Problem to work on ->
The records below hold pictures; please leave those out and retype the rest exactly.

Stored dataset items ->
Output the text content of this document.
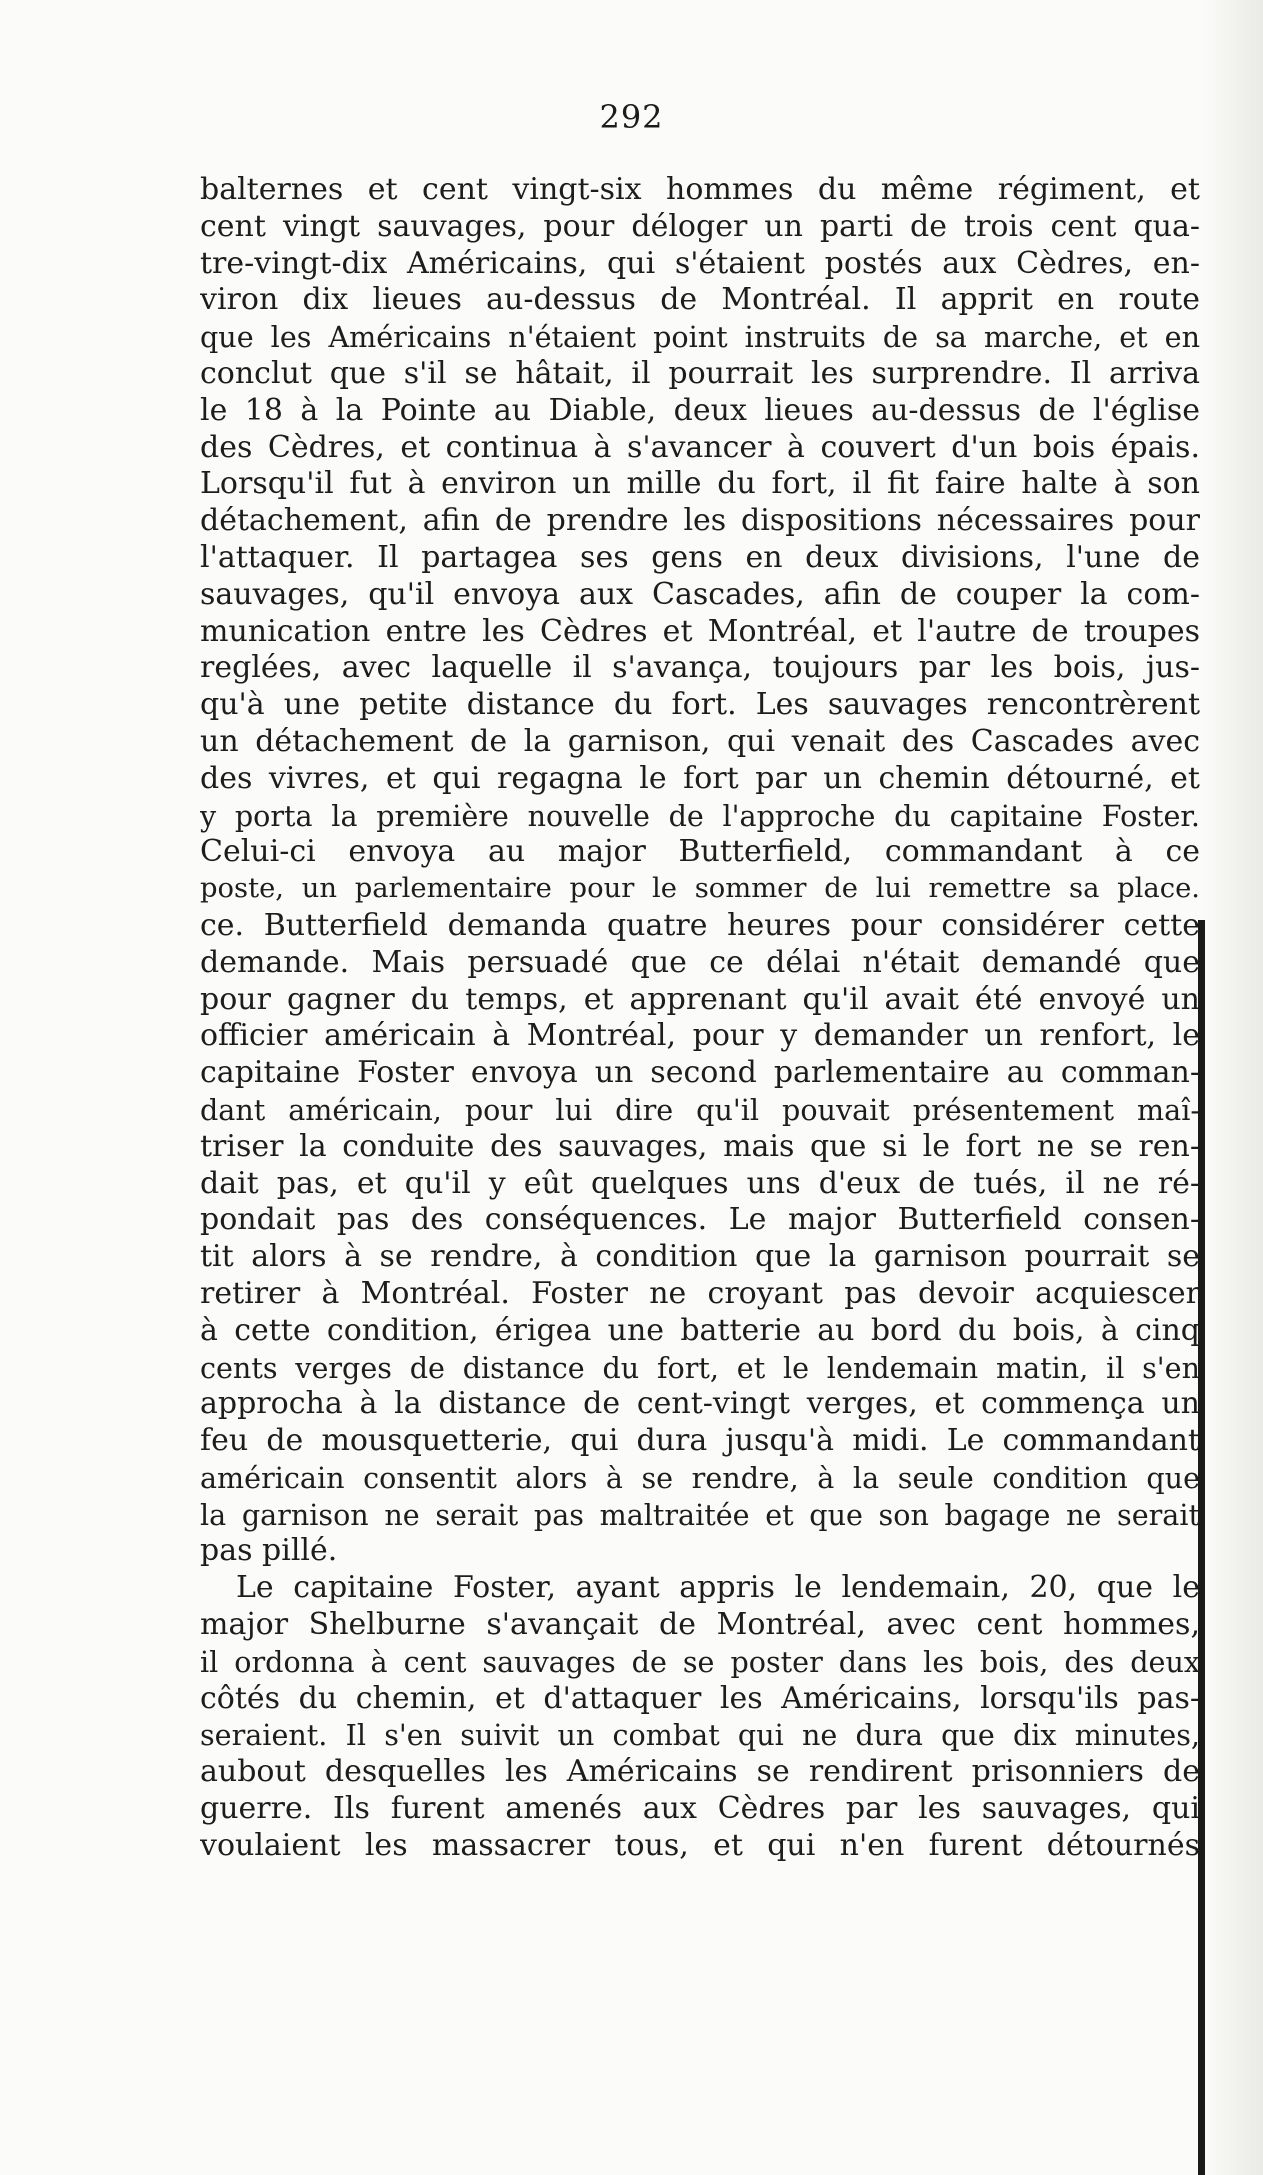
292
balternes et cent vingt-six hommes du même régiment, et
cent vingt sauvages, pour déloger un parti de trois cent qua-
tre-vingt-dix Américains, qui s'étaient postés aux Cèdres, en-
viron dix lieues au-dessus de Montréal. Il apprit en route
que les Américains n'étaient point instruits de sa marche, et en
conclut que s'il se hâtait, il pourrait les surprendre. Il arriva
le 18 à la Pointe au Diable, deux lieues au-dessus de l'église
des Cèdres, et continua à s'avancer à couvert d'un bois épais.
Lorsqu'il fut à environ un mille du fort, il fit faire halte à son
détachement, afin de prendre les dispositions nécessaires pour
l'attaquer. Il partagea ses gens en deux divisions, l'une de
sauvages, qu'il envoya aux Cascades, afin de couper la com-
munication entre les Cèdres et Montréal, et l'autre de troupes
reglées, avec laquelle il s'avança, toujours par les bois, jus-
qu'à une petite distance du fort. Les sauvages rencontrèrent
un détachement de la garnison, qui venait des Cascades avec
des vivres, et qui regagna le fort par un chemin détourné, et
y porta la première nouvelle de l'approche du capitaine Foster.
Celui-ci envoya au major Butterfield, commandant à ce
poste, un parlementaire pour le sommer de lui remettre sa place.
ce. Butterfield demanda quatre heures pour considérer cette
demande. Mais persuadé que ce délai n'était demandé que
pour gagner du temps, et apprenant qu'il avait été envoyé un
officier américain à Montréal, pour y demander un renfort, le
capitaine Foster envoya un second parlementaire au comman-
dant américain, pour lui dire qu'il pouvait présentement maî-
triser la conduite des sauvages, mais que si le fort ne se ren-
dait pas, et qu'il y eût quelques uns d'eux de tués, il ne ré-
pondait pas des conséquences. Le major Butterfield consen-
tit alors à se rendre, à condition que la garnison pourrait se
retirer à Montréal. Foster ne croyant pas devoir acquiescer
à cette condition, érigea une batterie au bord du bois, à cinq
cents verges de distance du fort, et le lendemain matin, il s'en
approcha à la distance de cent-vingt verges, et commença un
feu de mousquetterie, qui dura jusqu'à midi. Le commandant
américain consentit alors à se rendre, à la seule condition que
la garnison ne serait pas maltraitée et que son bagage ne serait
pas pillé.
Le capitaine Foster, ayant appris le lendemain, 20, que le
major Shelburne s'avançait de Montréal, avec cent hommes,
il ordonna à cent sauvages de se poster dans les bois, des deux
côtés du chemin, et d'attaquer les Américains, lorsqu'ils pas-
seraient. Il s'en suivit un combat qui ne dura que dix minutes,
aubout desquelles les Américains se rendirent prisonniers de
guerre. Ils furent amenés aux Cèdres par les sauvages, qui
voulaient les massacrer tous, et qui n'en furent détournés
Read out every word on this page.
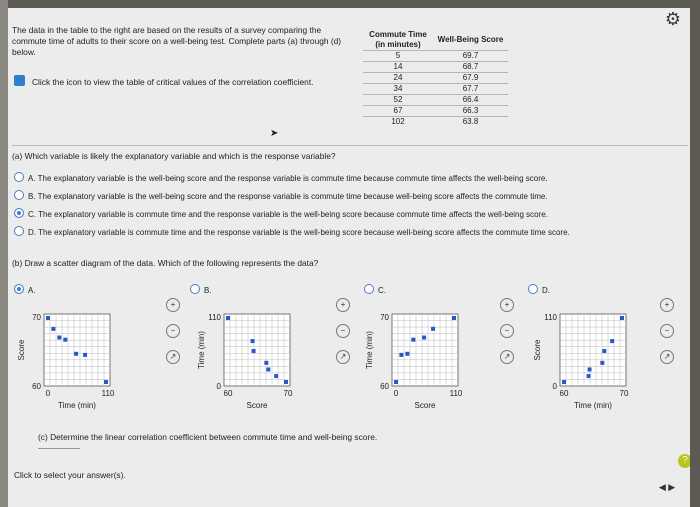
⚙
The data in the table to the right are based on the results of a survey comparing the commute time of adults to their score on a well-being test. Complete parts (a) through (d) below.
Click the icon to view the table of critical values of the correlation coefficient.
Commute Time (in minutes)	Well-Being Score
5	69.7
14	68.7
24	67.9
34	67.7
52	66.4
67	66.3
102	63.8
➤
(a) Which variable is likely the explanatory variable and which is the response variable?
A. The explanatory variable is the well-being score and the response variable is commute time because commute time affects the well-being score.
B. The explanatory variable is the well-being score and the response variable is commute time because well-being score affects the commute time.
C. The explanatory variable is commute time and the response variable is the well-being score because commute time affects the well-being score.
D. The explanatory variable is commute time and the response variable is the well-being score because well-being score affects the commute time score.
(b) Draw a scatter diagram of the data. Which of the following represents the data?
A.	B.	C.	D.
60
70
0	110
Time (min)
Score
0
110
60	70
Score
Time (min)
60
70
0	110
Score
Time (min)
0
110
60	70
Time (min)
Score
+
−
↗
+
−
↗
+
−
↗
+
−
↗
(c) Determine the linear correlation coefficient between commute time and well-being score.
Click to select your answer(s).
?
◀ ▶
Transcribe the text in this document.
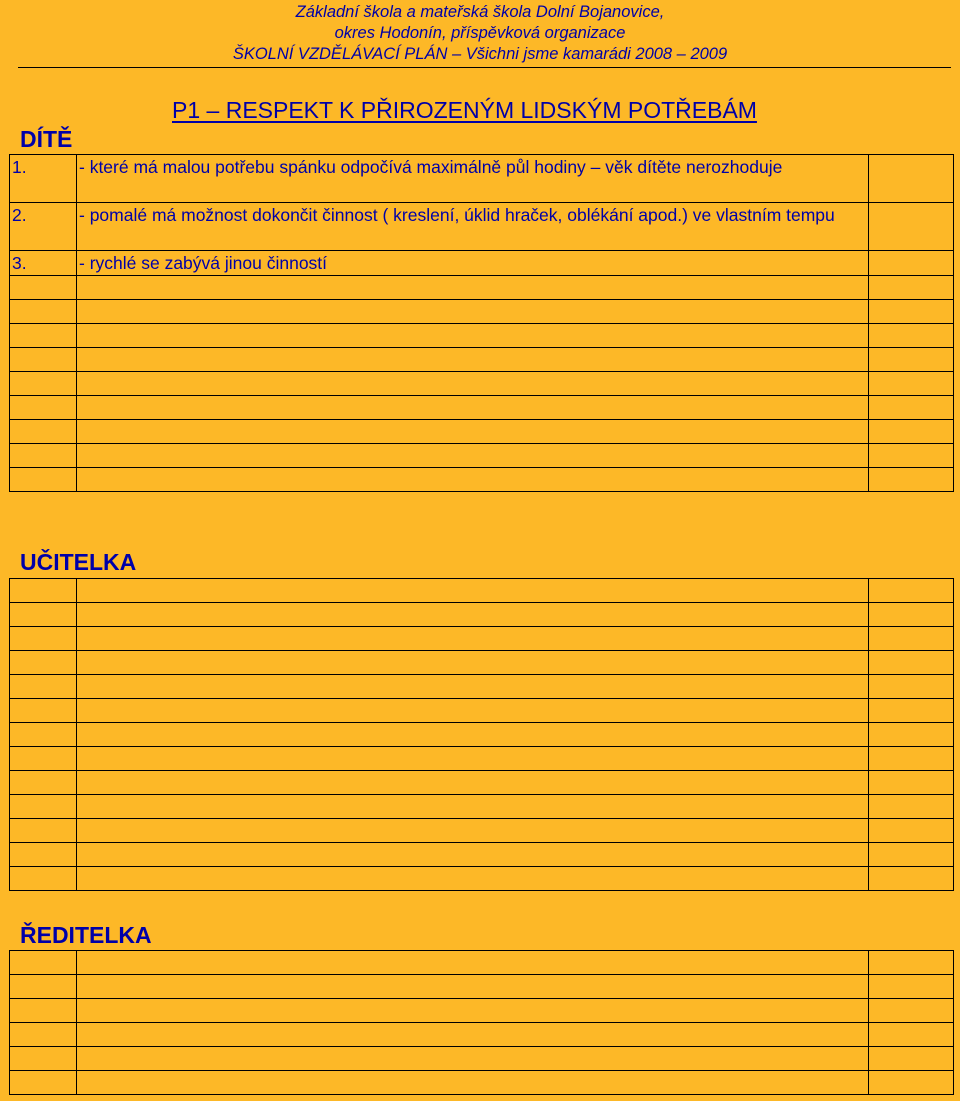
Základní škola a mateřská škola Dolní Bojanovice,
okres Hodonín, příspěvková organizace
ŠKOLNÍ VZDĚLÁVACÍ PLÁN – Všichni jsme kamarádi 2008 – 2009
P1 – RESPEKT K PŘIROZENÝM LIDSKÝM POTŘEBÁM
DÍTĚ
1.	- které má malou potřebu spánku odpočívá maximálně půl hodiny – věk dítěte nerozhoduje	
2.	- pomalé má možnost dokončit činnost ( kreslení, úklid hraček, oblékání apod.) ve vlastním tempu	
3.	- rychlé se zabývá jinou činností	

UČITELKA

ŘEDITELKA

Written answer ->
Output the text content of this document.
292
balternes et cent vingt-six hommes du même régiment, et
cent vingt sauvages, pour déloger un parti de trois cent qua-
tre-vingt-dix Américains, qui s'étaient postés aux Cèdres, en-
viron dix lieues au-dessus de Montréal. Il apprit en route
que les Américains n'étaient point instruits de sa marche, et en
conclut que s'il se hâtait, il pourrait les surprendre. Il arriva
le 18 à la Pointe au Diable, deux lieues au-dessus de l'église
des Cèdres, et continua à s'avancer à couvert d'un bois épais.
Lorsqu'il fut à environ un mille du fort, il fit faire halte à son
détachement, afin de prendre les dispositions nécessaires pour
l'attaquer. Il partagea ses gens en deux divisions, l'une de
sauvages, qu'il envoya aux Cascades, afin de couper la com-
munication entre les Cèdres et Montréal, et l'autre de troupes
reglées, avec laquelle il s'avança, toujours par les bois, jus-
qu'à une petite distance du fort. Les sauvages rencontrèrent
un détachement de la garnison, qui venait des Cascades avec
des vivres, et qui regagna le fort par un chemin détourné, et
y porta la première nouvelle de l'approche du capitaine Foster.
Celui-ci envoya au major Butterfield, commandant à ce
poste, un parlementaire pour le sommer de lui remettre sa place.
ce. Butterfield demanda quatre heures pour considérer cette
demande. Mais persuadé que ce délai n'était demandé que
pour gagner du temps, et apprenant qu'il avait été envoyé un
officier américain à Montréal, pour y demander un renfort, le
capitaine Foster envoya un second parlementaire au comman-
dant américain, pour lui dire qu'il pouvait présentement maî-
triser la conduite des sauvages, mais que si le fort ne se ren-
dait pas, et qu'il y eût quelques uns d'eux de tués, il ne ré-
pondait pas des conséquences. Le major Butterfield consen-
tit alors à se rendre, à condition que la garnison pourrait se
retirer à Montréal. Foster ne croyant pas devoir acquiescer
à cette condition, érigea une batterie au bord du bois, à cinq
cents verges de distance du fort, et le lendemain matin, il s'en
approcha à la distance de cent-vingt verges, et commença un
feu de mousquetterie, qui dura jusqu'à midi. Le commandant
américain consentit alors à se rendre, à la seule condition que
la garnison ne serait pas maltraitée et que son bagage ne serait
pas pillé.
Le capitaine Foster, ayant appris le lendemain, 20, que le
major Shelburne s'avançait de Montréal, avec cent hommes,
il ordonna à cent sauvages de se poster dans les bois, des deux
côtés du chemin, et d'attaquer les Américains, lorsqu'ils pas-
seraient. Il s'en suivit un combat qui ne dura que dix minutes,
aubout desquelles les Américains se rendirent prisonniers de
guerre. Ils furent amenés aux Cèdres par les sauvages, qui
voulaient les massacrer tous, et qui n'en furent détournés
Read out every word on this page.
⚙
The data in the table to the right are based on the results of a survey comparing the commute time of adults to their score on a well-being test. Complete parts (a) through (d) below.
Click the icon to view the table of critical values of the correlation coefficient.
Commute Time (in minutes)	Well-Being Score
5	69.7
14	68.7
24	67.9
34	67.7
52	66.4
67	66.3
102	63.8
➤
(a) Which variable is likely the explanatory variable and which is the response variable?
A. The explanatory variable is the well-being score and the response variable is commute time because commute time affects the well-being score.
B. The explanatory variable is the well-being score and the response variable is commute time because well-being score affects the commute time.
C. The explanatory variable is commute time and the response variable is the well-being score because commute time affects the well-being score.
D. The explanatory variable is commute time and the response variable is the well-being score because well-being score affects the commute time score.
(b) Draw a scatter diagram of the data. Which of the following represents the data?
A.	B.	C.	D.
60
70
0	110
Time (min)
Score
0
110
60	70
Score
Time (min)
60
70
0	110
Score
Time (min)
0
110
60	70
Time (min)
Score
+
−
↗
+
−
↗
+
−
↗
+
−
↗
(c) Determine the linear correlation coefficient between commute time and well-being score.
Click to select your answer(s).
?
◀ ▶
Transcribe the text in this document.
Základní škola a mateřská škola Dolní Bojanovice,
okres Hodonín, příspěvková organizace
ŠKOLNÍ VZDĚLÁVACÍ PLÁN – Všichni jsme kamarádi 2008 – 2009
P1 – RESPEKT K PŘIROZENÝM LIDSKÝM POTŘEBÁM
DÍTĚ
1.	- které má malou potřebu spánku odpočívá maximálně půl hodiny – věk dítěte nerozhoduje	
2.	- pomalé má možnost dokončit činnost ( kreslení, úklid hraček, oblékání apod.) ve vlastním tempu	
3.	- rychlé se zabývá jinou činností	

UČITELKA

ŘEDITELKA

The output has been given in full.